Dataset items
* * *

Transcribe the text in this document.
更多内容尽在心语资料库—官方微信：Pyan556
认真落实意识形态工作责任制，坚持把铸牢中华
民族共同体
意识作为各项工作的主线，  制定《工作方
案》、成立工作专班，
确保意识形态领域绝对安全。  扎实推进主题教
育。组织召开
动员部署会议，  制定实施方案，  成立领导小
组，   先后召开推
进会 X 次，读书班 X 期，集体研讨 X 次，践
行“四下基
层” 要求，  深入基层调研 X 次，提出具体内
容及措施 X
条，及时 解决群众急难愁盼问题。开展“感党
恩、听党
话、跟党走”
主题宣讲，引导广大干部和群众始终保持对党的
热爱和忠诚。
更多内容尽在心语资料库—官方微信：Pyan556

* * *

* _WHAT THE EXERCISE ASKS_: Using the data above, print every record exactly as shown.

* _RESPONSE_:
Transcribe the text in this document.
更多内容尽在心语资料库—官方微信：Pyan556
认真落实意识形态工作责任制，坚持把铸牢中华
民族共同体
意识作为各项工作的主线，  制定《工作方
案》、成立工作专班，
确保意识形态领域绝对安全。  扎实推进主题教
育。组织召开
动员部署会议，  制定实施方案，  成立领导小
组，   先后召开推
进会 X 次，读书班 X 期，集体研讨 X 次，践
行“四下基
层” 要求，  深入基层调研 X 次，提出具体内
容及措施 X
条，及时 解决群众急难愁盼问题。开展“感党
恩、听党
话、跟党走”
主题宣讲，引导广大干部和群众始终保持对党的
热爱和忠诚。
更多内容尽在心语资料库—官方微信：Pyan556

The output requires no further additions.